» Extracto del documento
□ □ □
La horqueta

Autor: Julio Serrano Echeverría

 

La imagen de la rama bifurcándose. Digamos la vida tenía dos caminos y elige los dos. La figura: la de la ye, la raíz ascendente que se bifurca para formar un signo. Pero también para sostener una densa fibra de hule que termina en una diminuta faja de cuero capaz de abrazar una piedra digamos del tamaño del pulgar de un adulto.

Llega a mi mano un regalo muy especial. Una onda de Chajul, Quiché. Una onda antigua, la horqueta tallada y pintada de negro es la imagen de un mono, un mono con una máscara –que podría hacernos pensar en un personaje danzante-, a la espalda del personaje un monito, con sus ojos abiertos: dos puntos penetrando la madera viendo fijamente a nuestros ojos. Un mono y un monito: una onda. Una onda de Chajul donde me quedó clarísima la fuerza de la vida, digo, caminar en la noche en medio de la niebla a inicios del 2015 y pensar en el tiempo y su elasticidad y en nuestros cuerpos como esa piedra-pulgar que podría pasar por en medio de la horqueta, y desplazarse al pasado y al futuro en un mismo movimiento y pensar en el terror y en la sombra y en el amanecer como el movimiento de un niño cazador jugando con su onda.
□ □ □
» Datos mostrados

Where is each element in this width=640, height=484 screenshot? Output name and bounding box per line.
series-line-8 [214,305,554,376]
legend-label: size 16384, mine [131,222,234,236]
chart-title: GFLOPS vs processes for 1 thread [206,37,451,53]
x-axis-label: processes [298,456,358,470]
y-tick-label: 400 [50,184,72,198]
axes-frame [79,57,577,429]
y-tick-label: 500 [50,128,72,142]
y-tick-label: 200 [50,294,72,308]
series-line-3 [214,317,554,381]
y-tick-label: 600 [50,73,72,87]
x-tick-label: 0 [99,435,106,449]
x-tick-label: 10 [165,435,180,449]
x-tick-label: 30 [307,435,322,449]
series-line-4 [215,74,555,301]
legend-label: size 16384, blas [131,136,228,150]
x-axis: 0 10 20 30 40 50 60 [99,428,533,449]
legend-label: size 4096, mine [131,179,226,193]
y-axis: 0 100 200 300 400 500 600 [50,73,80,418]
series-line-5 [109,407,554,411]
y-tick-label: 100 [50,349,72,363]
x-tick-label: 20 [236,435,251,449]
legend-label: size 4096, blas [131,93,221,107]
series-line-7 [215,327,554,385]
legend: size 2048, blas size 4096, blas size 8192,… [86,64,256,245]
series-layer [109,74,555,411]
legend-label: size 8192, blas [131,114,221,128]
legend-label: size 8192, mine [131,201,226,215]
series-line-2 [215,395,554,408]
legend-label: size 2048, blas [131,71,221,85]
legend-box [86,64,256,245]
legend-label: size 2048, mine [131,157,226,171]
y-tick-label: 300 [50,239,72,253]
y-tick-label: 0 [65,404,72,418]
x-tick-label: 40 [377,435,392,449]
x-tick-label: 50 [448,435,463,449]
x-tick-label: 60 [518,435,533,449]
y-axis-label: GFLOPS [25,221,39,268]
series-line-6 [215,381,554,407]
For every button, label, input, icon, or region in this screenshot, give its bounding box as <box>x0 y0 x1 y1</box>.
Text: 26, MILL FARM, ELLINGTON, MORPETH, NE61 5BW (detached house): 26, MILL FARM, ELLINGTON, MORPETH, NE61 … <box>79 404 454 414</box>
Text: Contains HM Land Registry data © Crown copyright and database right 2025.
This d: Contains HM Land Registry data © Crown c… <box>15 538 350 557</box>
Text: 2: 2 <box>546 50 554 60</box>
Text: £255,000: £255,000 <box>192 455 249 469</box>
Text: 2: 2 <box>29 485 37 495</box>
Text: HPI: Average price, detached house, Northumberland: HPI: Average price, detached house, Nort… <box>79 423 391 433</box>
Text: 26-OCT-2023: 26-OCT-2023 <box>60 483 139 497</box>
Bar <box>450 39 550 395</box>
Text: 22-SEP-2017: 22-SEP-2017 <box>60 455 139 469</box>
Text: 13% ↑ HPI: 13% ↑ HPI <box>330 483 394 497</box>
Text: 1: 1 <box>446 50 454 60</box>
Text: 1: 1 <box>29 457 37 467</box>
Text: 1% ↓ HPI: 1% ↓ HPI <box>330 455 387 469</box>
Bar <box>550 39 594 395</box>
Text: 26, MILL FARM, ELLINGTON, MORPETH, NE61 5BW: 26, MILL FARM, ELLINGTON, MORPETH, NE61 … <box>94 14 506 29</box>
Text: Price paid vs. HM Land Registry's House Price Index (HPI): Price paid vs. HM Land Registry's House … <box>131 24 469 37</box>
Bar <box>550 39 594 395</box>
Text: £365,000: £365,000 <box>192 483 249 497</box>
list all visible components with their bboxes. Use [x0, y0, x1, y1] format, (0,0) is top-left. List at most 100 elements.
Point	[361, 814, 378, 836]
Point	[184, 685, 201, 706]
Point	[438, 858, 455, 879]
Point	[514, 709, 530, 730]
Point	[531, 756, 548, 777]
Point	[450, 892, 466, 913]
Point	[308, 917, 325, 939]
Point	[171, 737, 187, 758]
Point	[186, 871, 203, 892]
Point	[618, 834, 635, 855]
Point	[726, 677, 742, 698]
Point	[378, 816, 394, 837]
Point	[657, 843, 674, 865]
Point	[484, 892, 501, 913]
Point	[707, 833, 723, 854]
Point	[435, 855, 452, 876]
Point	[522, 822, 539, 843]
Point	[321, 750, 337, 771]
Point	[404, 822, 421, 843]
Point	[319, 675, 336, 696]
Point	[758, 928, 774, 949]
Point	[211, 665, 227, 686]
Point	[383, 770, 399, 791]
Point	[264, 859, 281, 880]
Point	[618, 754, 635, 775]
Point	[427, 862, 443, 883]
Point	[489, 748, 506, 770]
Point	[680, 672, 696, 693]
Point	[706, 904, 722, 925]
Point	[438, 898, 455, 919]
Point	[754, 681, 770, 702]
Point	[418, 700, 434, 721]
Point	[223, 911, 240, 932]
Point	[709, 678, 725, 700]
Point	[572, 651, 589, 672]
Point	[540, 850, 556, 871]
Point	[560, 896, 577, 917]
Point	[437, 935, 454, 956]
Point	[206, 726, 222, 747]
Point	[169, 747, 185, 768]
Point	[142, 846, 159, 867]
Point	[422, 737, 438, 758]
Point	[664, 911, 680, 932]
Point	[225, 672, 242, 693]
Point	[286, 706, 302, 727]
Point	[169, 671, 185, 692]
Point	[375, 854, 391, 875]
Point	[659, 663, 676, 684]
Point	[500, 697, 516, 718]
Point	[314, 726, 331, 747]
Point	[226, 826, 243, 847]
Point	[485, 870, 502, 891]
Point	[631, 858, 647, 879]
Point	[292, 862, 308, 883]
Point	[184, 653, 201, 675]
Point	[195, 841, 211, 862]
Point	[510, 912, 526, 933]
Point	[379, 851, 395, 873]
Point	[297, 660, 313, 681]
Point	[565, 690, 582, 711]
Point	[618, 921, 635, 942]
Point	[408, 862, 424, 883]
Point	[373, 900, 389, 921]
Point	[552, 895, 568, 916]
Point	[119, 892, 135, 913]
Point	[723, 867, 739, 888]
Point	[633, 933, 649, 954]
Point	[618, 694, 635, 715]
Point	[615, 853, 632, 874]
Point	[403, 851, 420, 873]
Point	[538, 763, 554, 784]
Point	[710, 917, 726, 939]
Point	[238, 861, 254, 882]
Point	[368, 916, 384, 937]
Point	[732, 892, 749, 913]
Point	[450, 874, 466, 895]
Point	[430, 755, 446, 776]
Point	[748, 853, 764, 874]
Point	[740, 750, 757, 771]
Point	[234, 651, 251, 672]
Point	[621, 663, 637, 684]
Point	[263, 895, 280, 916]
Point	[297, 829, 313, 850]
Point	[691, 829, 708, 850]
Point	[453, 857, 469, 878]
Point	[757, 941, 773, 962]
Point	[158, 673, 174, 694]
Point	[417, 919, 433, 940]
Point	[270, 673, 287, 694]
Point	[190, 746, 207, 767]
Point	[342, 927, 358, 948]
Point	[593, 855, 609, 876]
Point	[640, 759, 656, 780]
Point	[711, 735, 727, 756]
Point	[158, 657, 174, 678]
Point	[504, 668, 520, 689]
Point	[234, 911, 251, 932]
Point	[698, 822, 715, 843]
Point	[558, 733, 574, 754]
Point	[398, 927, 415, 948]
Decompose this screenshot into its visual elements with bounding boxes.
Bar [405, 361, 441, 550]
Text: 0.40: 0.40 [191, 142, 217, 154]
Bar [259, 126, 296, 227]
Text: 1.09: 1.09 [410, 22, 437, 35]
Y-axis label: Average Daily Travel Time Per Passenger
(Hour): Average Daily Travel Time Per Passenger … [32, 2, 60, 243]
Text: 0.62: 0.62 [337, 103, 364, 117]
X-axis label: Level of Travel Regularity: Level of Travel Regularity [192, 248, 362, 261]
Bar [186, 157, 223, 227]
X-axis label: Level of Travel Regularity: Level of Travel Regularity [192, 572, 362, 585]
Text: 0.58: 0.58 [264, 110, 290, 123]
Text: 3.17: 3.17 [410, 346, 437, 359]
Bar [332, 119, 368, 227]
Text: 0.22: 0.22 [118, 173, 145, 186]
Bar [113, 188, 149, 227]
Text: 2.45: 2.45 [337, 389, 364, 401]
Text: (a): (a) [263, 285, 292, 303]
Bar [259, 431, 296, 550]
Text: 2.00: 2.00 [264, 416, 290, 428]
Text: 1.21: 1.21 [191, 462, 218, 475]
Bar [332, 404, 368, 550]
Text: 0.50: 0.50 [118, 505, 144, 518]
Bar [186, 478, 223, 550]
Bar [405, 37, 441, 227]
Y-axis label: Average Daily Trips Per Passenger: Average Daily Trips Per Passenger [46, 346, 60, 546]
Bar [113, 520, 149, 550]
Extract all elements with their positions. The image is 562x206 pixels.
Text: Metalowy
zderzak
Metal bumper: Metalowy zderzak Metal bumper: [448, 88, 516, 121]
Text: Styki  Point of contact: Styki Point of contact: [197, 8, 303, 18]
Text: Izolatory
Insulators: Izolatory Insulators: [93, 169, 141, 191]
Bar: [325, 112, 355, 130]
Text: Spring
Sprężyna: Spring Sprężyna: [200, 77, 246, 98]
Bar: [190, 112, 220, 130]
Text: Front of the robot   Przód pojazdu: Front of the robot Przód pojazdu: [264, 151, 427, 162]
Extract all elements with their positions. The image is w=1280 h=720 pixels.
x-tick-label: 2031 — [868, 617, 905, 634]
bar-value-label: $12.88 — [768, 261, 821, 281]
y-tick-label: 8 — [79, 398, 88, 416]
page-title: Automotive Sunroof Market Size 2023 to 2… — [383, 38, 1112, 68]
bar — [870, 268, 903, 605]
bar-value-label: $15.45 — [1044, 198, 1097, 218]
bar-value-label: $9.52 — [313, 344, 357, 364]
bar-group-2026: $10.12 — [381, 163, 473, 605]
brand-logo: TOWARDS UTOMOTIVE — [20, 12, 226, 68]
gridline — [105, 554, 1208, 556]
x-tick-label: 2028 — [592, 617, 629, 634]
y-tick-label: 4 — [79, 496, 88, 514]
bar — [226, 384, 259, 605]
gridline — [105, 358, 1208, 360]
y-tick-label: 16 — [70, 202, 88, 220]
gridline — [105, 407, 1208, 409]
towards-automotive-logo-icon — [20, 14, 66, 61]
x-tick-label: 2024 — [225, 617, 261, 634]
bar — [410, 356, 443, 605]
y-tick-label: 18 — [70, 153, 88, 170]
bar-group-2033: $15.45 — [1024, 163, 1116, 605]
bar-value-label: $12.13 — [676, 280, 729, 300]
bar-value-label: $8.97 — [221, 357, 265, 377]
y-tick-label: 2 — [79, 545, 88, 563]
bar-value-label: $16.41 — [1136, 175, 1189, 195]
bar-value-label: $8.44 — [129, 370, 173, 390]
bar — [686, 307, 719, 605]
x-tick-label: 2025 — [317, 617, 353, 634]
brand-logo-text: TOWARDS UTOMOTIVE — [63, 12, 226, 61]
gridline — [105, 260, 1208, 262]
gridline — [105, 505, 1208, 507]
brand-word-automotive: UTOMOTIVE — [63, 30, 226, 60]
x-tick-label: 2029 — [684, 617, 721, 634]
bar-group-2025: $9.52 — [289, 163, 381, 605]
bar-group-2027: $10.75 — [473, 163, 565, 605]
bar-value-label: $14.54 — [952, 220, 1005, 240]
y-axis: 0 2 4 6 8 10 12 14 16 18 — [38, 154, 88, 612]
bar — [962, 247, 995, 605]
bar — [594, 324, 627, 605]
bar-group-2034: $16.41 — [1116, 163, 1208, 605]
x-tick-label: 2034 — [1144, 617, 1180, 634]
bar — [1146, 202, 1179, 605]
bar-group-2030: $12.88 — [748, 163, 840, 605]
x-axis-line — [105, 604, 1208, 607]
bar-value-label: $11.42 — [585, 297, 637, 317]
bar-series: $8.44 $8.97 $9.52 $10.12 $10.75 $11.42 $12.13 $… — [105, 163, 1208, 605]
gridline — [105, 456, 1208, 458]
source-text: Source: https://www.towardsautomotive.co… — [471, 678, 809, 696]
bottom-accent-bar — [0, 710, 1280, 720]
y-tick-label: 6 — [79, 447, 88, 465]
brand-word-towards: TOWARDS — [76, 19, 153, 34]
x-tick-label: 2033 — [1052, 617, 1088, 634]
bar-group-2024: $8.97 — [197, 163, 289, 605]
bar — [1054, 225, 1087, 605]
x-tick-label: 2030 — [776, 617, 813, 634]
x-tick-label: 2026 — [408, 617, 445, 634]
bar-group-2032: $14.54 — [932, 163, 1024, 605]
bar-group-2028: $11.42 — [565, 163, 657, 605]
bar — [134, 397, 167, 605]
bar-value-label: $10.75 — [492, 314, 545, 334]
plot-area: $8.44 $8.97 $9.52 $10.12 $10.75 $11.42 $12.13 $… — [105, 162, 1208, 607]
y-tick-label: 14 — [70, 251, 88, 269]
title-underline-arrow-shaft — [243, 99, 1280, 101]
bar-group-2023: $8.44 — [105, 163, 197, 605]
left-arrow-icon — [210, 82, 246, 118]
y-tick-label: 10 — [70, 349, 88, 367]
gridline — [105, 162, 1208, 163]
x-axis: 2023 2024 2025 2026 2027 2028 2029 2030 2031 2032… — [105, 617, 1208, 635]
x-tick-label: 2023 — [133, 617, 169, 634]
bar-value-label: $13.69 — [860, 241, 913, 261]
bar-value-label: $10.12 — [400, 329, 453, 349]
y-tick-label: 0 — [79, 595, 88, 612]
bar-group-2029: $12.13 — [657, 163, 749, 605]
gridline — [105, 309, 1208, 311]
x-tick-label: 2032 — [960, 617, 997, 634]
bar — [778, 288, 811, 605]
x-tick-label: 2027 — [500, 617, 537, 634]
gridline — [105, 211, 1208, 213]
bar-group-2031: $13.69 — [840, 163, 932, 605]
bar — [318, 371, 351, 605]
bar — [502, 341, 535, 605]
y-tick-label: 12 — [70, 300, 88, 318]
□ □ □
» Actividad 1
Decide si cada afirmación concuerda con el texto sobre la horqueta y responde sí o no, citando literalmente las palabras del texto que lo determinan. (a) La onda recibida como regalo procede de Chajul, Quiché. (b) La horqueta de la onda está pintada de rojo. (c) La faja de cuero puede abrazar una piedra del tamaño del pulgar de un adulto.
» Actividad 2
Prolonga el texto sobre la horqueta de Chajul, empezando justo después de su última oración.

» Respuesta escrita 1
(a) Sí: «Una onda de Chajul, Quiché.»
(b) No: «la horqueta tallada y pintada de negro».
(c) Sí: «capaz de abrazar una piedra digamos del tamaño del pulgar de un adulto».

» Respuesta escrita 2
El monito, pues, que comparte signo con el hilo del tiempo, una horqueta de Chajul, una rama en forma de ye donde la vida tuvo dos caminos y eligió los dos.

Apretar la onda con el puño y pensar nuevamente en el tiempo, el lanzamiento parabólico que, vaya hermosa coincidencia, es el mismo movimiento que hace el sol sobre nuestras cabezas. O más bien, que nuestros corazones hacen alrededor del sol, disparados desde algún lugar del tiempo.